* Given instruction *
Every record must be repeated exactly; omit any pictures they contain.

===== Material provided

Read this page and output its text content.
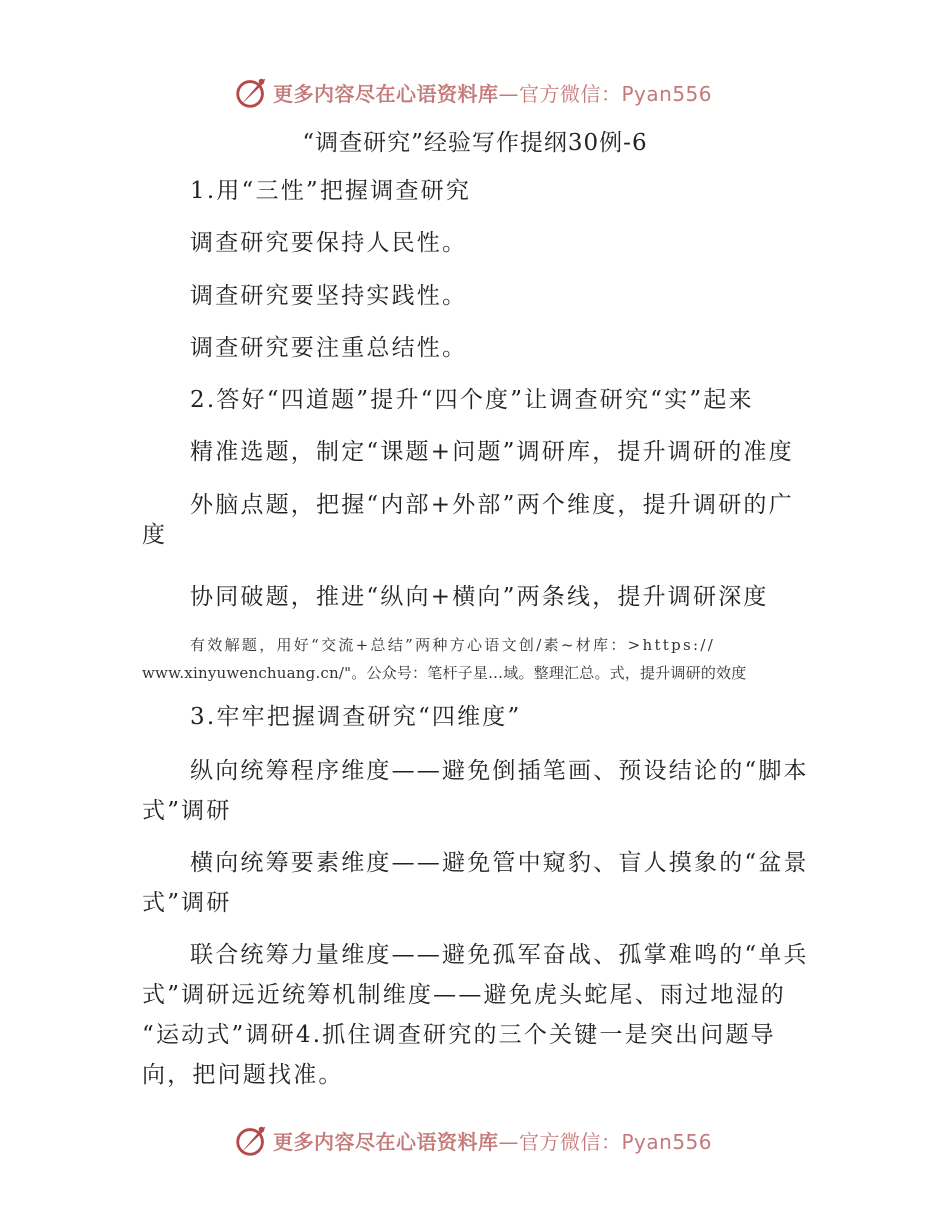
更多内容尽在心语资料库—官方微信：Pyan556
“调查研究”经验写作提纲30例-6
1.用“三性”把握调查研究
调查研究要保持人民性。
调查研究要坚持实践性。
调查研究要注重总结性。
2.答好“四道题”提升“四个度”让调查研究“实”起来
精准选题，制定“课题+问题”调研库，提升调研的准度
外脑点题，把握“内部+外部”两个维度，提升调研的广
度
协同破题，推进“纵向+横向”两条线，提升调研深度
有效解题，用好“交流+总结”两种方心语文创/素~材库：>https://
www.xinyuwenchuang.cn/"。公众号：笔杆子星…域。整理汇总。式，提升调研的效度
3.牢牢把握调查研究“四维度”
纵向统筹程序维度——避免倒插笔画、预设结论的“脚本
式”调研
横向统筹要素维度——避免管中窥豹、盲人摸象的“盆景
式”调研
联合统筹力量维度——避免孤军奋战、孤掌难鸣的“单兵
式”调研远近统筹机制维度——避免虎头蛇尾、雨过地湿的
“运动式”调研4.抓住调查研究的三个关键一是突出问题导
向，把问题找准。
更多内容尽在心语资料库—官方微信：Pyan556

==========

* Solution to the problem *
Read this page and output its text content.
更多内容尽在心语资料库—官方微信：Pyan556
“调查研究”经验写作提纲30例-6
1.用“三性”把握调查研究
调查研究要保持人民性。
调查研究要坚持实践性。
调查研究要注重总结性。
2.答好“四道题”提升“四个度”让调查研究“实”起来
精准选题，制定“课题+问题”调研库，提升调研的准度
外脑点题，把握“内部+外部”两个维度，提升调研的广
度
协同破题，推进“纵向+横向”两条线，提升调研深度
有效解题，用好“交流+总结”两种方心语文创/素~材库：>https://
www.xinyuwenchuang.cn/"。公众号：笔杆子星…域。整理汇总。式，提升调研的效度
3.牢牢把握调查研究“四维度”
纵向统筹程序维度——避免倒插笔画、预设结论的“脚本
式”调研
横向统筹要素维度——避免管中窥豹、盲人摸象的“盆景
式”调研
联合统筹力量维度——避免孤军奋战、孤掌难鸣的“单兵
式”调研远近统筹机制维度——避免虎头蛇尾、雨过地湿的
“运动式”调研4.抓住调查研究的三个关键一是突出问题导
向，把问题找准。
更多内容尽在心语资料库—官方微信：Pyan556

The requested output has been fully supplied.